### Task directions
Copy the material that follows word for word and omit its pictures.

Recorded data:

====

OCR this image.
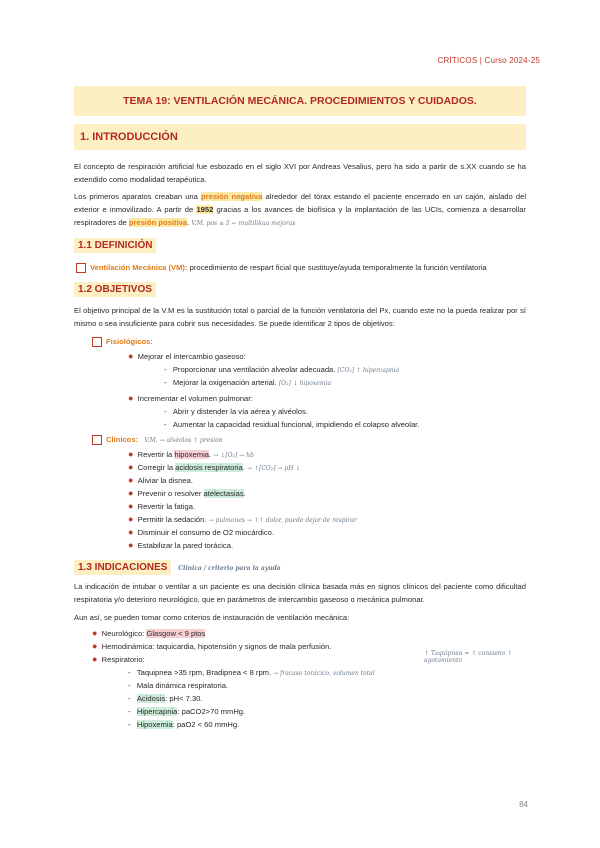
CRÍTICOS | Curso 2024-25
TEMA 19: VENTILACIÓN MECÁNICA. PROCEDIMIENTOS Y CUIDADOS.
1. INTRODUCCIÓN
El concepto de respiración artificial fue esbozado en el siglo XVI por Andreas Vesalius, pero ha sido a partir de s.XX cuando se ha extendido como modalidad terapéutica.
Los primeros aparatos creaban una presión negativa alrededor del tórax estando el paciente encerrado en un cajón, aislado del exterior e inmovilizado. A partir de 1952 gracias a los avances de biofísica y la implantación de las UCIs, comienza a desarrollar respiradores de presión positiva. V.M. pos ≥ 5 ← multilikua mejoras
1.1 DEFINICIÓN
Ventilación Mecánica (VM): procedimiento de respart ficial que sustituye/ayuda temporalmente la función ventilatoria
1.2 OBJETIVOS
El objetivo principal de la V.M es la sustitución total o parcial de la función ventilatoria del Px, cuando este no la pueda realizar por sí mismo o sea insuficiente para cubrir sus necesidades. Se puede identificar 2 tipos de objetivos:
Fisiológicos:
● Mejorar el intercambio gaseoso:
-   Proporcionar una ventilación alveolar adecuada. [CO₂] ↑ hipercapnia
-   Mejorar la oxigenación arterial. [O₂] ↓ hipoxemia
● Incrementar el volumen pulmonar:
-   Abrir y distender la vía aérea y alvéolos.
-   Aumentar la capacidad residual funcional, impidiendo el colapso alveolar.
Clínicos: V.M. → alvéolos ↑ presión
● Revertir la hipoxemia. → ↓[O₂] → hb
● Corregir la acidosis respiratoria. → ↑[CO₂] → pH ↓
● Aliviar la disnea.
● Prevenir o resolver atelectasias.
● Revertir la fatiga.
● Permitir la sedación. → pulmones → ↑↑ dolor, puede dejar de respirar
● Disminuir el consumo de O2 miocárdico.
● Estabilizar la pared torácica.
1.3 INDICACIONES Clínica / criterio para la ayuda
La indicación de intubar o ventilar a un paciente es una decisión clínica basada más en signos clínicos del paciente como dificultad respiratoria y/o deterioro neurológico, que en parámetros de intercambio gaseoso o mecánica pulmonar.
Aun así, se pueden tomar como criterios de instauración de ventilación mecánica:
● Neurológico: Glasgow < 9 ptos
● Hemodinámica: taquicardia, hipotensión y signos de mala perfusión.
● Respiratorio:
-   Taquipnea >35 rpm, Bradipnea < 8 rpm. → fracaso torácico, volumen total
-   Mala dinámica respiratoria.
-   Acidosis: pH< 7.30.
-   Hipercapnia: paCO2>70 mmHg.
-   Hipoxemia: paO2 < 60 mmHg.
↑ Taquipnea = ↑ consumo ↑ agotamiento
84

====

### Output of the task
OCR this image.
CRÍTICOS | Curso 2024-25
TEMA 19: VENTILACIÓN MECÁNICA. PROCEDIMIENTOS Y CUIDADOS.
1. INTRODUCCIÓN
El concepto de respiración artificial fue esbozado en el siglo XVI por Andreas Vesalius, pero ha sido a partir de s.XX cuando se ha extendido como modalidad terapéutica.
Los primeros aparatos creaban una presión negativa alrededor del tórax estando el paciente encerrado en un cajón, aislado del exterior e inmovilizado. A partir de 1952 gracias a los avances de biofísica y la implantación de las UCIs, comienza a desarrollar respiradores de presión positiva. V.M. pos ≥ 5 ← multilikua mejoras
1.1 DEFINICIÓN
Ventilación Mecánica (VM): procedimiento de respart ficial que sustituye/ayuda temporalmente la función ventilatoria
1.2 OBJETIVOS
El objetivo principal de la V.M es la sustitución total o parcial de la función ventilatoria del Px, cuando este no la pueda realizar por sí mismo o sea insuficiente para cubrir sus necesidades. Se puede identificar 2 tipos de objetivos:
Fisiológicos:
● Mejorar el intercambio gaseoso:
-   Proporcionar una ventilación alveolar adecuada. [CO₂] ↑ hipercapnia
-   Mejorar la oxigenación arterial. [O₂] ↓ hipoxemia
● Incrementar el volumen pulmonar:
-   Abrir y distender la vía aérea y alvéolos.
-   Aumentar la capacidad residual funcional, impidiendo el colapso alveolar.
Clínicos: V.M. → alvéolos ↑ presión
● Revertir la hipoxemia. → ↓[O₂] → hb
● Corregir la acidosis respiratoria. → ↑[CO₂] → pH ↓
● Aliviar la disnea.
● Prevenir o resolver atelectasias.
● Revertir la fatiga.
● Permitir la sedación. → pulmones → ↑↑ dolor, puede dejar de respirar
● Disminuir el consumo de O2 miocárdico.
● Estabilizar la pared torácica.
1.3 INDICACIONES Clínica / criterio para la ayuda
La indicación de intubar o ventilar a un paciente es una decisión clínica basada más en signos clínicos del paciente como dificultad respiratoria y/o deterioro neurológico, que en parámetros de intercambio gaseoso o mecánica pulmonar.
Aun así, se pueden tomar como criterios de instauración de ventilación mecánica:
● Neurológico: Glasgow < 9 ptos
● Hemodinámica: taquicardia, hipotensión y signos de mala perfusión.
● Respiratorio:
-   Taquipnea >35 rpm, Bradipnea < 8 rpm. → fracaso torácico, volumen total
-   Mala dinámica respiratoria.
-   Acidosis: pH< 7.30.
-   Hipercapnia: paCO2>70 mmHg.
-   Hipoxemia: paO2 < 60 mmHg.
↑ Taquipnea = ↑ consumo ↑ agotamiento
84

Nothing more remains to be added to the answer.